### [Prompt]
Check the records below line by line. Give the count of lines with "bowl", and nothing else.

### [Data records]
● ● ● ●
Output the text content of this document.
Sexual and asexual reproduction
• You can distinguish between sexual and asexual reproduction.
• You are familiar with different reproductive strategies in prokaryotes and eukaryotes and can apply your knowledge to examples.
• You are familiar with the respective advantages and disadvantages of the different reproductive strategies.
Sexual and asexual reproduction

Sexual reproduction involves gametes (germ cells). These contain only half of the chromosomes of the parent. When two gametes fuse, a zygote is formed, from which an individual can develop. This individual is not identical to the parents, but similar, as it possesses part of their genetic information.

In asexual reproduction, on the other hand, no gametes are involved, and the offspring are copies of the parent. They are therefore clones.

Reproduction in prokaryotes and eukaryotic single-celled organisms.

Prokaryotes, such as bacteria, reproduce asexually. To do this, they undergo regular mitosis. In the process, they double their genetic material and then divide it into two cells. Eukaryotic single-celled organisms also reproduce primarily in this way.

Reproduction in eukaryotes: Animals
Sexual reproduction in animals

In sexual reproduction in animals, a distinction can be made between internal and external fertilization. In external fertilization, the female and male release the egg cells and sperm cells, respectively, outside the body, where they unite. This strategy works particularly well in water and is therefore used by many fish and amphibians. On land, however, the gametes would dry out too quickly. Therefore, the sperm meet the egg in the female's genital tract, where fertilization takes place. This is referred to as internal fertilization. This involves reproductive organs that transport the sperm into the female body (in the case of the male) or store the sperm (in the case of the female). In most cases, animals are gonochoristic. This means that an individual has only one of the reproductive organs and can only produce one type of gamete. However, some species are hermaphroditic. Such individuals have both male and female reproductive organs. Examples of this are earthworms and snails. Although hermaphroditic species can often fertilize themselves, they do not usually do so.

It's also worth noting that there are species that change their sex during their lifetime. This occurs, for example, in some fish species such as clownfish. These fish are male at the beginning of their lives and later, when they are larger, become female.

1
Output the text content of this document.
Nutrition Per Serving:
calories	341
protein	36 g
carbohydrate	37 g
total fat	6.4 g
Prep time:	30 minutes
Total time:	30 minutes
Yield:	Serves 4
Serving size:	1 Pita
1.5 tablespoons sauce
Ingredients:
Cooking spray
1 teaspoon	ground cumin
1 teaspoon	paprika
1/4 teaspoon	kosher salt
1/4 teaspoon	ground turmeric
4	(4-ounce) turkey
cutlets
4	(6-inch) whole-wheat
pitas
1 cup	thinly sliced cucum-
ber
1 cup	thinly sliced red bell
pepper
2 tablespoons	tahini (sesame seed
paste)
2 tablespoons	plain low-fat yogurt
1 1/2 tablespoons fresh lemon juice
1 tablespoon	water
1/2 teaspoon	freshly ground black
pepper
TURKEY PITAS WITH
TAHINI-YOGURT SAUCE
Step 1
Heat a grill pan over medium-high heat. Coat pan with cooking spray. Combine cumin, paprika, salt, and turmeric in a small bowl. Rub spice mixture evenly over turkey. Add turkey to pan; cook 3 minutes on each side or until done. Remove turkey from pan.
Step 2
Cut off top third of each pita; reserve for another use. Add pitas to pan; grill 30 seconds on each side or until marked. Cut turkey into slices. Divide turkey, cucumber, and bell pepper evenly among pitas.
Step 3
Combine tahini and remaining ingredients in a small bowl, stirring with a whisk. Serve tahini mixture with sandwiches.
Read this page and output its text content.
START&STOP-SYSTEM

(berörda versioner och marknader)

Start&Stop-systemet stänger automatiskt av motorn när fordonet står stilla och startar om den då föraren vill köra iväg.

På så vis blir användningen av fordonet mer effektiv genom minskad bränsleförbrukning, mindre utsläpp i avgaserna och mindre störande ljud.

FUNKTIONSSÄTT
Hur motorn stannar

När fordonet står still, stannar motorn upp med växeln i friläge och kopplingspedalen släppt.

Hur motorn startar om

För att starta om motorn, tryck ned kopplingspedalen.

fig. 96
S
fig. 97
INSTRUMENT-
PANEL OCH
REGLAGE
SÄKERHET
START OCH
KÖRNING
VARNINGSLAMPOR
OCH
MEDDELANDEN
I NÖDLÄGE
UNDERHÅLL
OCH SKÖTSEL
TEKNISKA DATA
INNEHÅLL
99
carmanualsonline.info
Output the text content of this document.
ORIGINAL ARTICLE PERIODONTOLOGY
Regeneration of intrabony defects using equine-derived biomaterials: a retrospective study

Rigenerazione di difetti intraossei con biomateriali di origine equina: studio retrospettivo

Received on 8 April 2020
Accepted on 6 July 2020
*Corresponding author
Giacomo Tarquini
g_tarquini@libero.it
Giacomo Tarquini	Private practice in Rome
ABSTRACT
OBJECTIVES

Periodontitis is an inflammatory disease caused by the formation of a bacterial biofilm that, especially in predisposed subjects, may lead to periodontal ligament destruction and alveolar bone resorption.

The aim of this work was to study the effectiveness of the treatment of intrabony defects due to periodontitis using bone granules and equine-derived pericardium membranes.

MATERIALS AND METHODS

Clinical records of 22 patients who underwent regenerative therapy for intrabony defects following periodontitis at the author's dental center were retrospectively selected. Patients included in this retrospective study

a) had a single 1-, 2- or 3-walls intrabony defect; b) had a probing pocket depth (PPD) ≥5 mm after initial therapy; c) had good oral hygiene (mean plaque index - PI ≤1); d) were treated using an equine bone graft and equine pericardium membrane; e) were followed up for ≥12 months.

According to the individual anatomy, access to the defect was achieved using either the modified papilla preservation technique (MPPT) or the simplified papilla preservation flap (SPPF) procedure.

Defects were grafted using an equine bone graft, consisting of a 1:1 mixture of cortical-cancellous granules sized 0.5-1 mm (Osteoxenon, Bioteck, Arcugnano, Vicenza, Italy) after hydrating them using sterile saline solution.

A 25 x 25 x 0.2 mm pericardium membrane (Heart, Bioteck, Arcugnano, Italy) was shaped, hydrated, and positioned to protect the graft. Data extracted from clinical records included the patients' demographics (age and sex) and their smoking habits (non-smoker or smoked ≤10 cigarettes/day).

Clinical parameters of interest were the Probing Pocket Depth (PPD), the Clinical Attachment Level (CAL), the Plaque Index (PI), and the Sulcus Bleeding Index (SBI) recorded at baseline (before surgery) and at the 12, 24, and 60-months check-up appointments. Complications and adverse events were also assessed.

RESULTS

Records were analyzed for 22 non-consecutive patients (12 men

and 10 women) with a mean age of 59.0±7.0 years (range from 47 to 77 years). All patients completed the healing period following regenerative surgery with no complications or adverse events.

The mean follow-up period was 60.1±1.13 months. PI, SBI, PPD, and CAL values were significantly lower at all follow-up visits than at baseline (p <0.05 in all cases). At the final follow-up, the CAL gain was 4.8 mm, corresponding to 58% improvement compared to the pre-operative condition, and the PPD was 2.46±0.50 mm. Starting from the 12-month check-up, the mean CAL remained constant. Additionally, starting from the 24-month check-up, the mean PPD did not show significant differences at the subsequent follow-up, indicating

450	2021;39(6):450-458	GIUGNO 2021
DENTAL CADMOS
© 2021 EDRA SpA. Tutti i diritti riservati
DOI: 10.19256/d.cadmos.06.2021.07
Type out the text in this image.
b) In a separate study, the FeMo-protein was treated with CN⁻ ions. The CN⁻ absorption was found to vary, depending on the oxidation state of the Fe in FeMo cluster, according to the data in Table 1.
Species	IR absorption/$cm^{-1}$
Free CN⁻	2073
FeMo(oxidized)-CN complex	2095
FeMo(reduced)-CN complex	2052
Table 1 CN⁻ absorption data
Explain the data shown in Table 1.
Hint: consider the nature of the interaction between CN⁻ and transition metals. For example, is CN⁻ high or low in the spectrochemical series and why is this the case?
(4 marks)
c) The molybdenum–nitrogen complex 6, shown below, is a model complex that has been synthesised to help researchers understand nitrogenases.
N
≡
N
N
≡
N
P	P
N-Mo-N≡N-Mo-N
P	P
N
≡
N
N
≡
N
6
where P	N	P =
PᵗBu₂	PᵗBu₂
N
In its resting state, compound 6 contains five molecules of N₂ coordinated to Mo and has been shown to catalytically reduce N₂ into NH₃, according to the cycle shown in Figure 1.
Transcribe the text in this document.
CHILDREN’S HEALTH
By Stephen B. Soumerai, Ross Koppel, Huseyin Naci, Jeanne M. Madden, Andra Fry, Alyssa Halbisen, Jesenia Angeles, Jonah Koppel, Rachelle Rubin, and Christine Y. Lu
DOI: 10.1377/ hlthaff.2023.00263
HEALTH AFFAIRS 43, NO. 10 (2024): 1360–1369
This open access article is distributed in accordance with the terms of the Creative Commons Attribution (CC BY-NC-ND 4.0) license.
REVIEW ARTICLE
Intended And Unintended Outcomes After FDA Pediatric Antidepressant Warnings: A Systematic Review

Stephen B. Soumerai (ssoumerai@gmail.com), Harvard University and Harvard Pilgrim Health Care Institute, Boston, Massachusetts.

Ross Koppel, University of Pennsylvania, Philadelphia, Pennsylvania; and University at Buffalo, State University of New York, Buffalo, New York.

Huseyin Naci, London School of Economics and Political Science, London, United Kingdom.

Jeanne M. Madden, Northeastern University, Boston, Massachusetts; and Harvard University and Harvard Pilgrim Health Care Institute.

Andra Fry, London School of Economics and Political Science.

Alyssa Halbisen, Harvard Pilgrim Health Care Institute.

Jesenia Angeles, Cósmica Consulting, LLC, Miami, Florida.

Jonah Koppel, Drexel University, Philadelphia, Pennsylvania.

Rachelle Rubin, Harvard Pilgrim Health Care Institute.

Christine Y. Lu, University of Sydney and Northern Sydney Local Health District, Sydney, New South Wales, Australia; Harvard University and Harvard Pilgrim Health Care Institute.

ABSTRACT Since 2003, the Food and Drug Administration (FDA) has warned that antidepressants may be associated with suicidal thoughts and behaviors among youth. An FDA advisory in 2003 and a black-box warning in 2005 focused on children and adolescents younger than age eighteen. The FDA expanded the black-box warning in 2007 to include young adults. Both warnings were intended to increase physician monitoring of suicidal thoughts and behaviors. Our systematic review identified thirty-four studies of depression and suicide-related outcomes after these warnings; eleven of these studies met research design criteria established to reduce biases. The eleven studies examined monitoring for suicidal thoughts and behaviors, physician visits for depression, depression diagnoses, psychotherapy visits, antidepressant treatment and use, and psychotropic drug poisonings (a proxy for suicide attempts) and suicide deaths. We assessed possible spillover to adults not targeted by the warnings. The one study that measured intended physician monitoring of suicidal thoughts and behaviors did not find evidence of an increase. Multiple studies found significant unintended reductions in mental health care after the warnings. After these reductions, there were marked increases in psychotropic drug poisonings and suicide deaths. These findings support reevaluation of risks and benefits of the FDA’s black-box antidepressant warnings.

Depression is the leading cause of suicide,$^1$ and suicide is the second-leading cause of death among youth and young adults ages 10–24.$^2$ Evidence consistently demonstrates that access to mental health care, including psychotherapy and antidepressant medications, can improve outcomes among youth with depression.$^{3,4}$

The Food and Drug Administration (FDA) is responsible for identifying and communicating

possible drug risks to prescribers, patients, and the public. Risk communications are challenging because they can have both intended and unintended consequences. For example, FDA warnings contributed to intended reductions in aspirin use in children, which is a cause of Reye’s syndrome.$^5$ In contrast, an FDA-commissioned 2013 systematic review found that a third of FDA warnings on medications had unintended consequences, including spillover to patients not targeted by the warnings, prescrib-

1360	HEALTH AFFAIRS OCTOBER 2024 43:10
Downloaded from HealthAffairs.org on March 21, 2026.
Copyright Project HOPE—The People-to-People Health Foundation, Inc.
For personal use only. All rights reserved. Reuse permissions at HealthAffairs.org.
● ● ● ●
### [Written reply]
2